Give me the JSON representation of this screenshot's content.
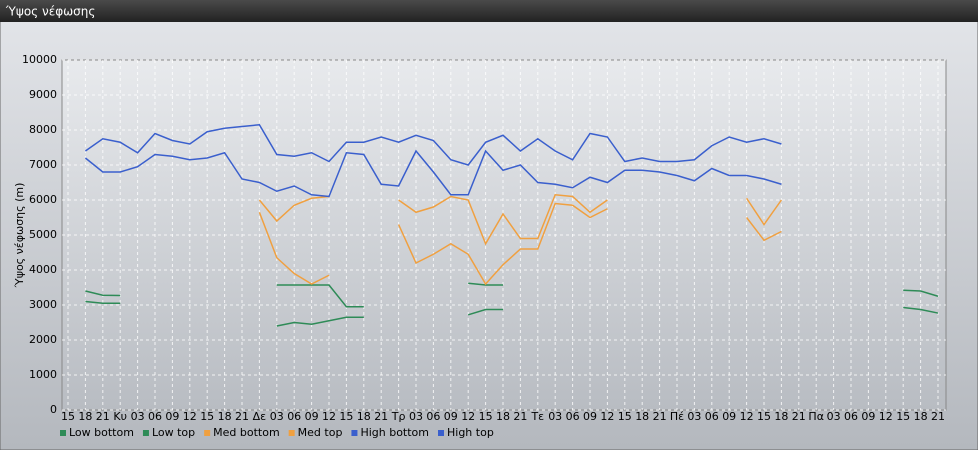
{
  "chart_data": {
    "type": "line",
    "title": "Ύψος νέφωσης",
    "y_label": "Ύψος νέφωσης (m)",
    "categories": [
      "15",
      "18",
      "21",
      "Κυ",
      "03",
      "06",
      "09",
      "12",
      "15",
      "18",
      "21",
      "Δε",
      "03",
      "06",
      "09",
      "12",
      "15",
      "18",
      "21",
      "Τρ",
      "03",
      "06",
      "09",
      "12",
      "15",
      "18",
      "21",
      "Τε",
      "03",
      "06",
      "09",
      "12",
      "15",
      "18",
      "21",
      "Πέ",
      "03",
      "06",
      "09",
      "12",
      "15",
      "18",
      "21",
      "Πα",
      "03",
      "06",
      "09",
      "12",
      "15",
      "18",
      "21"
    ],
    "ylim": [
      0,
      10000
    ],
    "yticks": [
      0,
      1000,
      2000,
      3000,
      4000,
      5000,
      6000,
      7000,
      8000,
      9000,
      10000
    ],
    "grid": true,
    "legend": "bottom",
    "series": [
      {
        "name": "Low bottom",
        "color": "#2e8b57",
        "values": [
          null,
          3100,
          3050,
          3050,
          null,
          null,
          null,
          null,
          null,
          null,
          null,
          null,
          2400,
          2500,
          2450,
          2550,
          2650,
          2650,
          null,
          null,
          null,
          null,
          null,
          2720,
          2870,
          2870,
          null,
          null,
          null,
          null,
          null,
          null,
          null,
          null,
          null,
          null,
          null,
          null,
          null,
          null,
          null,
          null,
          null,
          null,
          null,
          null,
          null,
          null,
          2930,
          2870,
          2770
        ]
      },
      {
        "name": "Low top",
        "color": "#2e8b57",
        "values": [
          null,
          3400,
          3280,
          3270,
          null,
          null,
          null,
          null,
          null,
          null,
          null,
          null,
          3570,
          3570,
          3570,
          3570,
          2950,
          2950,
          null,
          null,
          null,
          null,
          null,
          3620,
          3570,
          3570,
          null,
          null,
          null,
          null,
          null,
          null,
          null,
          null,
          null,
          null,
          null,
          null,
          null,
          null,
          null,
          null,
          null,
          null,
          null,
          null,
          null,
          null,
          3420,
          3400,
          3250
        ]
      },
      {
        "name": "Med bottom",
        "color": "#f0a040",
        "values": [
          null,
          null,
          null,
          null,
          null,
          null,
          null,
          null,
          null,
          null,
          null,
          5650,
          4350,
          3900,
          3600,
          3850,
          null,
          null,
          null,
          5300,
          4200,
          4450,
          4750,
          4450,
          3600,
          4150,
          4600,
          4600,
          5900,
          5850,
          5500,
          5750,
          null,
          null,
          null,
          null,
          null,
          null,
          null,
          5500,
          4850,
          5100,
          null,
          null,
          null,
          null,
          null,
          null,
          null,
          null,
          null
        ]
      },
      {
        "name": "Med top",
        "color": "#f0a040",
        "values": [
          null,
          null,
          null,
          null,
          null,
          null,
          null,
          null,
          null,
          null,
          null,
          6000,
          5400,
          5850,
          6050,
          6100,
          null,
          null,
          null,
          6000,
          5650,
          5800,
          6100,
          6000,
          4750,
          5600,
          4900,
          4900,
          6150,
          6100,
          5650,
          6000,
          null,
          null,
          null,
          null,
          null,
          null,
          null,
          6050,
          5300,
          6000,
          null,
          null,
          null,
          null,
          null,
          null,
          null,
          null,
          null
        ]
      },
      {
        "name": "High bottom",
        "color": "#3a5fcd",
        "values": [
          null,
          7200,
          6800,
          6800,
          6950,
          7300,
          7250,
          7150,
          7200,
          7350,
          6600,
          6500,
          6250,
          6400,
          6150,
          6100,
          7350,
          7300,
          6450,
          6400,
          7400,
          6800,
          6150,
          6150,
          7400,
          6850,
          7000,
          6500,
          6450,
          6350,
          6650,
          6500,
          6850,
          6850,
          6800,
          6700,
          6550,
          6900,
          6700,
          6700,
          6600,
          6450,
          null,
          null,
          null,
          null,
          null,
          null,
          null,
          null,
          null
        ]
      },
      {
        "name": "High top",
        "color": "#3a5fcd",
        "values": [
          null,
          7400,
          7750,
          7650,
          7350,
          7900,
          7700,
          7600,
          7950,
          8050,
          8100,
          8150,
          7300,
          7250,
          7350,
          7100,
          7650,
          7650,
          7800,
          7650,
          7850,
          7700,
          7150,
          7000,
          7650,
          7850,
          7400,
          7750,
          7400,
          7150,
          7900,
          7800,
          7100,
          7200,
          7100,
          7100,
          7150,
          7550,
          7800,
          7650,
          7750,
          7600,
          null,
          null,
          null,
          null,
          null,
          null,
          null,
          null,
          null
        ]
      }
    ]
  }
}
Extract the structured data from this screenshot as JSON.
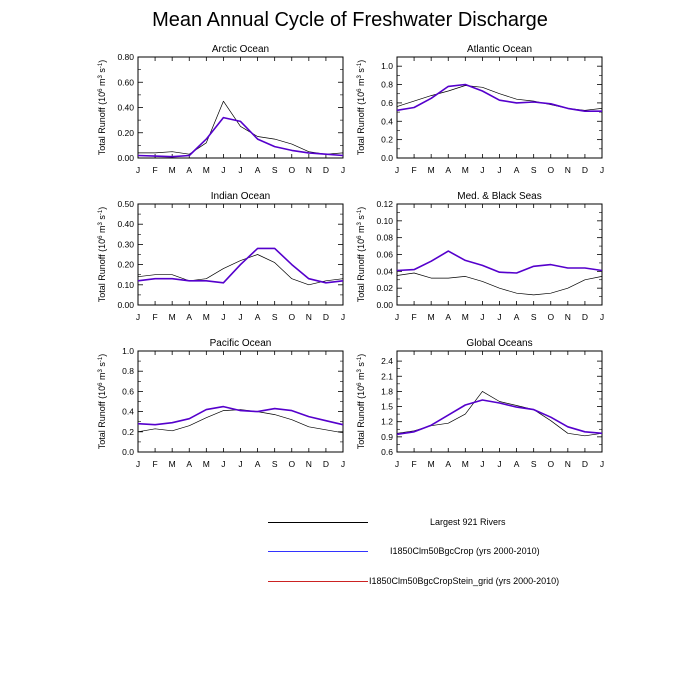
{
  "title": "Mean Annual Cycle of Freshwater Discharge",
  "months": [
    "J",
    "F",
    "M",
    "A",
    "M",
    "J",
    "J",
    "A",
    "S",
    "O",
    "N",
    "D",
    "J"
  ],
  "ylabel": "Total Runoff",
  "ylabel_unit_base": "(10",
  "ylabel_unit_exp": "6",
  "ylabel_unit_mid": " m",
  "ylabel_unit_exp2": "3",
  "ylabel_unit_mid2": " s",
  "ylabel_unit_exp3": "-1",
  "ylabel_unit_end": ")",
  "series_colors": {
    "rivers": "#000000",
    "crop": "#3333ff",
    "stein": "#cc2222",
    "overlap": "#5500cc"
  },
  "legend": [
    {
      "label": "Largest 921 Rivers",
      "color": "#000000"
    },
    {
      "label": "I1850Clm50BgcCrop (yrs 2000-2010)",
      "color": "#3333ff"
    },
    {
      "label": "I1850Clm50BgcCropStein_grid (yrs 2000-2010)",
      "color": "#cc2222"
    }
  ],
  "chart_data": [
    {
      "type": "line",
      "title": "Arctic Ocean",
      "ylim": [
        0,
        0.8
      ],
      "yticks": [
        0,
        0.2,
        0.4,
        0.6,
        0.8
      ],
      "yticklabels": [
        "0.00",
        "0.20",
        "0.40",
        "0.60",
        "0.80"
      ],
      "series": [
        {
          "values": [
            0.04,
            0.04,
            0.05,
            0.03,
            0.12,
            0.45,
            0.25,
            0.17,
            0.15,
            0.11,
            0.05,
            0.03,
            0.04
          ]
        },
        {
          "values": [
            0.02,
            0.015,
            0.01,
            0.02,
            0.15,
            0.32,
            0.29,
            0.15,
            0.09,
            0.06,
            0.04,
            0.03,
            0.02
          ]
        }
      ]
    },
    {
      "type": "line",
      "title": "Atlantic Ocean",
      "ylim": [
        0,
        1.1
      ],
      "yticks": [
        0,
        0.2,
        0.4,
        0.6,
        0.8,
        1.0
      ],
      "yticklabels": [
        "0.0",
        "0.2",
        "0.4",
        "0.6",
        "0.8",
        "1.0"
      ],
      "series": [
        {
          "values": [
            0.56,
            0.62,
            0.68,
            0.73,
            0.79,
            0.77,
            0.7,
            0.64,
            0.62,
            0.58,
            0.54,
            0.52,
            0.54
          ]
        },
        {
          "values": [
            0.52,
            0.55,
            0.65,
            0.78,
            0.8,
            0.73,
            0.63,
            0.6,
            0.61,
            0.59,
            0.54,
            0.51,
            0.51
          ]
        }
      ]
    },
    {
      "type": "line",
      "title": "Indian Ocean",
      "ylim": [
        0,
        0.5
      ],
      "yticks": [
        0,
        0.1,
        0.2,
        0.3,
        0.4,
        0.5
      ],
      "yticklabels": [
        "0.00",
        "0.10",
        "0.20",
        "0.30",
        "0.40",
        "0.50"
      ],
      "series": [
        {
          "values": [
            0.14,
            0.15,
            0.15,
            0.12,
            0.13,
            0.18,
            0.22,
            0.25,
            0.21,
            0.13,
            0.1,
            0.12,
            0.13
          ]
        },
        {
          "values": [
            0.12,
            0.13,
            0.13,
            0.12,
            0.12,
            0.11,
            0.2,
            0.28,
            0.28,
            0.2,
            0.13,
            0.11,
            0.12
          ]
        }
      ]
    },
    {
      "type": "line",
      "title": "Med. & Black Seas",
      "ylim": [
        0,
        0.12
      ],
      "yticks": [
        0,
        0.02,
        0.04,
        0.06,
        0.08,
        0.1,
        0.12
      ],
      "yticklabels": [
        "0.00",
        "0.02",
        "0.04",
        "0.06",
        "0.08",
        "0.10",
        "0.12"
      ],
      "series": [
        {
          "values": [
            0.035,
            0.038,
            0.032,
            0.032,
            0.034,
            0.028,
            0.02,
            0.014,
            0.012,
            0.014,
            0.02,
            0.03,
            0.034
          ]
        },
        {
          "values": [
            0.041,
            0.042,
            0.052,
            0.064,
            0.053,
            0.047,
            0.039,
            0.038,
            0.046,
            0.048,
            0.044,
            0.044,
            0.041
          ]
        }
      ]
    },
    {
      "type": "line",
      "title": "Pacific Ocean",
      "ylim": [
        0,
        1.0
      ],
      "yticks": [
        0,
        0.2,
        0.4,
        0.6,
        0.8,
        1.0
      ],
      "yticklabels": [
        "0.0",
        "0.2",
        "0.4",
        "0.6",
        "0.8",
        "1.0"
      ],
      "series": [
        {
          "values": [
            0.2,
            0.23,
            0.21,
            0.26,
            0.34,
            0.41,
            0.42,
            0.4,
            0.37,
            0.32,
            0.25,
            0.22,
            0.19
          ]
        },
        {
          "values": [
            0.28,
            0.27,
            0.29,
            0.33,
            0.42,
            0.45,
            0.41,
            0.4,
            0.43,
            0.41,
            0.35,
            0.31,
            0.27
          ]
        }
      ]
    },
    {
      "type": "line",
      "title": "Global Oceans",
      "ylim": [
        0.6,
        2.6
      ],
      "yticks": [
        0.6,
        0.9,
        1.2,
        1.5,
        1.8,
        2.1,
        2.4
      ],
      "yticklabels": [
        "0.6",
        "0.9",
        "1.2",
        "1.5",
        "1.8",
        "2.1",
        "2.4"
      ],
      "series": [
        {
          "values": [
            0.97,
            1.02,
            1.12,
            1.17,
            1.35,
            1.8,
            1.6,
            1.52,
            1.44,
            1.22,
            0.97,
            0.92,
            0.97
          ]
        },
        {
          "values": [
            0.95,
            1.0,
            1.13,
            1.33,
            1.53,
            1.63,
            1.57,
            1.49,
            1.44,
            1.29,
            1.1,
            1.0,
            0.97
          ]
        }
      ]
    }
  ]
}
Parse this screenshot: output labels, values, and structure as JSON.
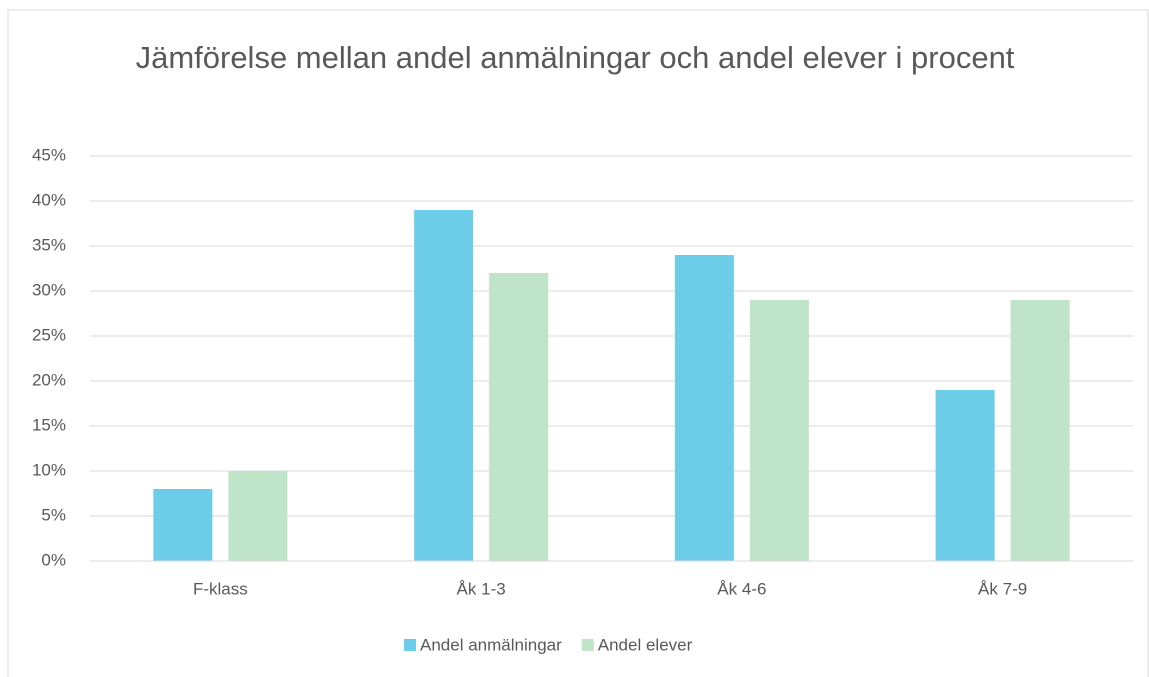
{
  "chart_data": {
    "type": "bar",
    "title": "Jämförelse mellan andel anmälningar och andel elever i procent",
    "categories": [
      "F-klass",
      "Åk 1-3",
      "Åk 4-6",
      "Åk 7-9"
    ],
    "series": [
      {
        "name": "Andel anmälningar",
        "color": "#6dcde9",
        "values": [
          8,
          39,
          34,
          19
        ]
      },
      {
        "name": "Andel elever",
        "color": "#c0e4c8",
        "values": [
          10,
          32,
          29,
          29
        ]
      }
    ],
    "ylim": [
      0,
      45
    ],
    "yticks": [
      {
        "value": 0,
        "label": "0%"
      },
      {
        "value": 5,
        "label": "5%"
      },
      {
        "value": 10,
        "label": "10%"
      },
      {
        "value": 15,
        "label": "15%"
      },
      {
        "value": 20,
        "label": "20%"
      },
      {
        "value": 25,
        "label": "25%"
      },
      {
        "value": 30,
        "label": "30%"
      },
      {
        "value": 35,
        "label": "35%"
      },
      {
        "value": 40,
        "label": "40%"
      },
      {
        "value": 45,
        "label": "45%"
      }
    ],
    "grid": true,
    "legend": "bottom"
  }
}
• • •
### Problem details
From the entries above, extract each line containing "screenshot".

### Worked solution
Give me the JSON representation of this screenshot's content.
Extract the structured data from this screenshot as JSON.
Parse this screenshot: output labels, values, and structure as JSON.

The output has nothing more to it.